## Your goal
Can you reproduce each of the items below word for word, omitting the pictures?

## Material to process

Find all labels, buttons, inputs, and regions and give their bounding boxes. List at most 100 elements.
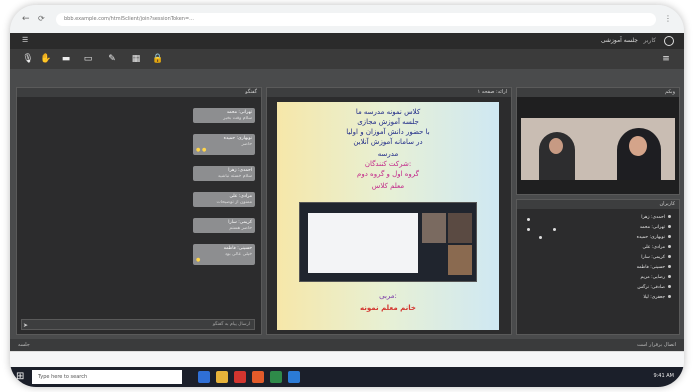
chat-message: تهرانی: محمد سلام وقت بخیر	[193, 108, 255, 123]
app-menu-icon[interactable]: ☰	[22, 36, 28, 44]
presence-icon	[668, 215, 671, 218]
presentation-slide[interactable]: کلاس نمونه مدرسه ما جلسه آموزش مجازی با …	[277, 102, 499, 330]
participant-name: رضایی: مریم	[640, 275, 665, 280]
mic-icon[interactable]: 🎙	[22, 53, 34, 65]
slide-screenshot-window	[308, 213, 418, 273]
account-label: کاربر	[643, 37, 656, 44]
slide-line: معلم کلاس	[371, 182, 405, 190]
download-bar	[10, 351, 684, 368]
chat-panel: گفتگو تهرانی: محمد سلام وقت بخیر نوبهاری…	[16, 87, 262, 335]
participant-name: جعفری: لیلا	[643, 295, 665, 300]
participant-item[interactable]: احمدی: زهرا	[531, 214, 671, 222]
taskbar-app-icon[interactable]	[198, 371, 210, 383]
video-header: وبکم	[517, 88, 679, 97]
status-left: جلسه	[18, 342, 30, 348]
presence-icon	[668, 285, 671, 288]
reload-icon[interactable]: ⟳	[38, 13, 50, 25]
clock[interactable]: 9:41 AM	[653, 373, 674, 379]
taskbar-app-icon[interactable]	[216, 371, 228, 383]
participant-name: احمدی: زهرا	[641, 215, 665, 220]
participant-item[interactable]: صادقی: نرگس	[531, 284, 671, 292]
taskbar-search-placeholder: Type here to search	[38, 374, 88, 380]
chat-text: سلام وقت بخیر	[223, 116, 252, 121]
slide-screenshot-video	[448, 213, 472, 243]
chat-message: نوبهاری: حمیده حاضر ● ●	[193, 134, 255, 155]
presence-icon	[668, 265, 671, 268]
chat-author: نوبهاری: حمیده	[223, 136, 252, 141]
participant-name: نوبهاری: حمیده	[636, 235, 665, 240]
taskbar-app-icon[interactable]	[270, 371, 282, 383]
grid-icon[interactable]: ▦	[130, 53, 142, 65]
slide-footer-name: خانم معلم نمونه	[360, 304, 416, 312]
chat-message: مرادی: علی ممنون از توضیحات	[193, 192, 255, 207]
presence-icon	[668, 235, 671, 238]
slide-line: کلاس نمونه مدرسه ما	[355, 108, 421, 116]
presentation-header: ارائه: صفحه ۱	[267, 88, 511, 97]
screen-icon[interactable]: ▭	[82, 53, 94, 65]
participant-name: کریمی: سارا	[641, 255, 665, 260]
app-title-bar: ☰ جلسه آموزشی کاربر	[10, 33, 684, 49]
start-icon[interactable]: ⊞	[16, 371, 28, 383]
participant-item[interactable]: کریمی: سارا	[531, 254, 671, 262]
slide-screenshot	[299, 202, 477, 282]
participant-name: حسینی: فاطمه	[636, 265, 665, 270]
chat-text: حاضر	[241, 142, 252, 147]
taskbar-search[interactable]: Type here to search	[32, 370, 182, 384]
send-icon[interactable]: ➤	[23, 322, 28, 329]
participant-item[interactable]: حسینی: فاطمه	[531, 264, 671, 272]
chat-text: سلام خسته نباشید	[217, 174, 252, 179]
slide-line: با حضور دانش آموزان و اولیا	[346, 128, 430, 136]
slide-footer-label: مربی:	[379, 292, 397, 300]
participants-panel: کاربران احمدی: زهرا تهرانی: محمد نوبهاری…	[516, 199, 680, 335]
browser-menu-icon[interactable]: ⋮	[664, 13, 674, 25]
taskbar-app-icon[interactable]	[252, 371, 264, 383]
presence-icon	[668, 225, 671, 228]
participant-item[interactable]: تهرانی: محمد	[531, 224, 671, 232]
meeting-title: جلسه آموزشی	[600, 37, 638, 44]
chat-text: ممنون از توضیحات	[216, 200, 252, 205]
chat-header: گفتگو	[17, 88, 261, 97]
chat-text: حاضر هستم	[229, 226, 252, 231]
taskbar-app-icon[interactable]	[234, 371, 246, 383]
address-bar[interactable]: bbb.example.com/html5client/join?session…	[56, 13, 656, 26]
slide-line: در سامانه آموزش آنلاین	[353, 138, 423, 146]
status-dot	[527, 228, 530, 231]
slide-screenshot-video	[422, 213, 446, 243]
screen-frame: ← ⟳ bbb.example.com/html5client/join?ses…	[10, 5, 684, 387]
taskbar: ⊞ Type here to search 9:41 AM	[10, 367, 684, 387]
back-icon[interactable]: ←	[22, 13, 34, 25]
participant-item[interactable]: نوبهاری: حمیده	[531, 234, 671, 242]
taskbar-app-icon[interactable]	[288, 371, 300, 383]
participant-name: صادقی: نرگس	[637, 285, 665, 290]
participant-item[interactable]: مرادی: علی	[531, 244, 671, 252]
participant-item[interactable]: رضایی: مریم	[531, 274, 671, 282]
presence-icon	[668, 295, 671, 298]
options-icon[interactable]: ≡	[660, 53, 672, 65]
pen-icon[interactable]: ✎	[106, 53, 118, 65]
chat-author: مرادی: علی	[229, 194, 252, 199]
person-two-face	[629, 136, 647, 156]
slide-line: گروه اول و گروه دوم	[356, 170, 419, 178]
chat-author: کریمی: سارا	[228, 220, 252, 225]
presence-icon	[668, 255, 671, 258]
slide-line: مدرسه	[377, 150, 399, 158]
participants-header: کاربران	[517, 200, 679, 209]
status-dot	[527, 218, 530, 221]
lock-icon[interactable]: 🔒	[152, 53, 164, 65]
avatar[interactable]	[664, 36, 674, 46]
presence-icon	[668, 245, 671, 248]
camera-icon[interactable]: ▬	[60, 53, 72, 65]
chat-input[interactable]: ارسال پیام به گفتگو	[21, 319, 255, 330]
slide-screenshot-video	[448, 245, 472, 275]
hand-icon[interactable]: ✋	[40, 53, 52, 65]
person-one-face	[549, 138, 563, 154]
chat-author: حسینی: فاطمه	[223, 246, 252, 251]
chat-message: کریمی: سارا حاضر هستم	[193, 218, 255, 233]
participant-item[interactable]: جعفری: لیلا	[531, 294, 671, 302]
webcam-feed	[521, 118, 675, 180]
emoji-icon: ● ●	[196, 147, 207, 153]
chat-message: حسینی: فاطمه خیلی عالی بود ●	[193, 244, 255, 265]
slide-line: جلسه آموزش مجازی	[357, 118, 419, 126]
toolbar: 🎙 ✋ ▬ ▭ ✎ ▦ 🔒 ≡	[10, 49, 684, 69]
slide-line: شرکت کنندگان:	[364, 160, 412, 168]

## Result of the exercise
Find all labels, buttons, inputs, and regions and give their bounding boxes. List at most 100 elements.
chat-message: تهرانی: محمد سلام وقت بخیر	[193, 108, 255, 123]
app-menu-icon[interactable]: ☰	[22, 36, 28, 44]
presence-icon	[668, 215, 671, 218]
presentation-slide[interactable]: کلاس نمونه مدرسه ما جلسه آموزش مجازی با …	[277, 102, 499, 330]
participant-name: رضایی: مریم	[640, 275, 665, 280]
mic-icon[interactable]: 🎙	[22, 53, 34, 65]
slide-screenshot-window	[308, 213, 418, 273]
account-label: کاربر	[643, 37, 656, 44]
slide-line: معلم کلاس	[371, 182, 405, 190]
download-bar	[10, 351, 684, 368]
chat-panel: گفتگو تهرانی: محمد سلام وقت بخیر نوبهاری…	[16, 87, 262, 335]
participant-name: جعفری: لیلا	[643, 295, 665, 300]
participant-item[interactable]: احمدی: زهرا	[531, 214, 671, 222]
taskbar-app-icon[interactable]	[198, 371, 210, 383]
video-header: وبکم	[517, 88, 679, 97]
status-left: جلسه	[18, 342, 30, 348]
presence-icon	[668, 285, 671, 288]
reload-icon[interactable]: ⟳	[38, 13, 50, 25]
clock[interactable]: 9:41 AM	[653, 373, 674, 379]
taskbar-app-icon[interactable]	[216, 371, 228, 383]
participant-name: احمدی: زهرا	[641, 215, 665, 220]
participant-item[interactable]: صادقی: نرگس	[531, 284, 671, 292]
taskbar-search-placeholder: Type here to search	[38, 374, 88, 380]
chat-text: سلام وقت بخیر	[223, 116, 252, 121]
slide-screenshot-video	[448, 213, 472, 243]
chat-message: نوبهاری: حمیده حاضر ● ●	[193, 134, 255, 155]
presence-icon	[668, 265, 671, 268]
chat-author: نوبهاری: حمیده	[223, 136, 252, 141]
participant-name: نوبهاری: حمیده	[636, 235, 665, 240]
taskbar-app-icon[interactable]	[270, 371, 282, 383]
grid-icon[interactable]: ▦	[130, 53, 142, 65]
slide-footer-name: خانم معلم نمونه	[360, 304, 416, 312]
chat-message: مرادی: علی ممنون از توضیحات	[193, 192, 255, 207]
presence-icon	[668, 235, 671, 238]
slide-line: کلاس نمونه مدرسه ما	[355, 108, 421, 116]
presentation-header: ارائه: صفحه ۱	[267, 88, 511, 97]
screen-icon[interactable]: ▭	[82, 53, 94, 65]
participant-name: کریمی: سارا	[641, 255, 665, 260]
app-title-bar: ☰ جلسه آموزشی کاربر	[10, 33, 684, 49]
start-icon[interactable]: ⊞	[16, 371, 28, 383]
participant-item[interactable]: کریمی: سارا	[531, 254, 671, 262]
slide-screenshot	[299, 202, 477, 282]
participant-name: حسینی: فاطمه	[636, 265, 665, 270]
chat-text: حاضر	[241, 142, 252, 147]
taskbar-search[interactable]: Type here to search	[32, 370, 182, 384]
send-icon[interactable]: ➤	[23, 322, 28, 329]
participant-item[interactable]: حسینی: فاطمه	[531, 264, 671, 272]
chat-text: سلام خسته نباشید	[217, 174, 252, 179]
slide-line: با حضور دانش آموزان و اولیا	[346, 128, 430, 136]
slide-footer-label: مربی:	[379, 292, 397, 300]
participants-panel: کاربران احمدی: زهرا تهرانی: محمد نوبهاری…	[516, 199, 680, 335]
browser-menu-icon[interactable]: ⋮	[664, 13, 674, 25]
taskbar-app-icon[interactable]	[252, 371, 264, 383]
presence-icon	[668, 225, 671, 228]
participant-item[interactable]: تهرانی: محمد	[531, 224, 671, 232]
meeting-title: جلسه آموزشی	[600, 37, 638, 44]
chat-text: ممنون از توضیحات	[216, 200, 252, 205]
chat-header: گفتگو	[17, 88, 261, 97]
chat-text: حاضر هستم	[229, 226, 252, 231]
taskbar-app-icon[interactable]	[234, 371, 246, 383]
address-bar[interactable]: bbb.example.com/html5client/join?session…	[56, 13, 656, 26]
slide-line: در سامانه آموزش آنلاین	[353, 138, 423, 146]
status-dot	[527, 228, 530, 231]
slide-screenshot-video	[422, 213, 446, 243]
screen-frame: ← ⟳ bbb.example.com/html5client/join?ses…	[10, 5, 684, 387]
taskbar: ⊞ Type here to search 9:41 AM	[10, 367, 684, 387]
back-icon[interactable]: ←	[22, 13, 34, 25]
participant-item[interactable]: نوبهاری: حمیده	[531, 234, 671, 242]
taskbar-app-icon[interactable]	[288, 371, 300, 383]
participant-name: صادقی: نرگس	[637, 285, 665, 290]
participant-item[interactable]: مرادی: علی	[531, 244, 671, 252]
participant-item[interactable]: رضایی: مریم	[531, 274, 671, 282]
presence-icon	[668, 295, 671, 298]
options-icon[interactable]: ≡	[660, 53, 672, 65]
pen-icon[interactable]: ✎	[106, 53, 118, 65]
chat-author: مرادی: علی	[229, 194, 252, 199]
person-two-face	[629, 136, 647, 156]
slide-line: گروه اول و گروه دوم	[356, 170, 419, 178]
chat-author: کریمی: سارا	[228, 220, 252, 225]
presence-icon	[668, 255, 671, 258]
slide-line: مدرسه	[377, 150, 399, 158]
participants-header: کاربران	[517, 200, 679, 209]
status-dot	[527, 218, 530, 221]
lock-icon[interactable]: 🔒	[152, 53, 164, 65]
avatar[interactable]	[664, 36, 674, 46]
presence-icon	[668, 245, 671, 248]
camera-icon[interactable]: ▬	[60, 53, 72, 65]
chat-input[interactable]: ارسال پیام به گفتگو	[21, 319, 255, 330]
slide-screenshot-video	[448, 245, 472, 275]
hand-icon[interactable]: ✋	[40, 53, 52, 65]
person-one-face	[549, 138, 563, 154]
chat-author: حسینی: فاطمه	[223, 246, 252, 251]
chat-message: کریمی: سارا حاضر هستم	[193, 218, 255, 233]
participant-item[interactable]: جعفری: لیلا	[531, 294, 671, 302]
webcam-feed	[521, 118, 675, 180]
emoji-icon: ● ●	[196, 147, 207, 153]
chat-message: حسینی: فاطمه خیلی عالی بود ●	[193, 244, 255, 265]
slide-line: جلسه آموزش مجازی	[357, 118, 419, 126]
toolbar: 🎙 ✋ ▬ ▭ ✎ ▦ 🔒 ≡	[10, 49, 684, 69]
slide-line: شرکت کنندگان:	[364, 160, 412, 168]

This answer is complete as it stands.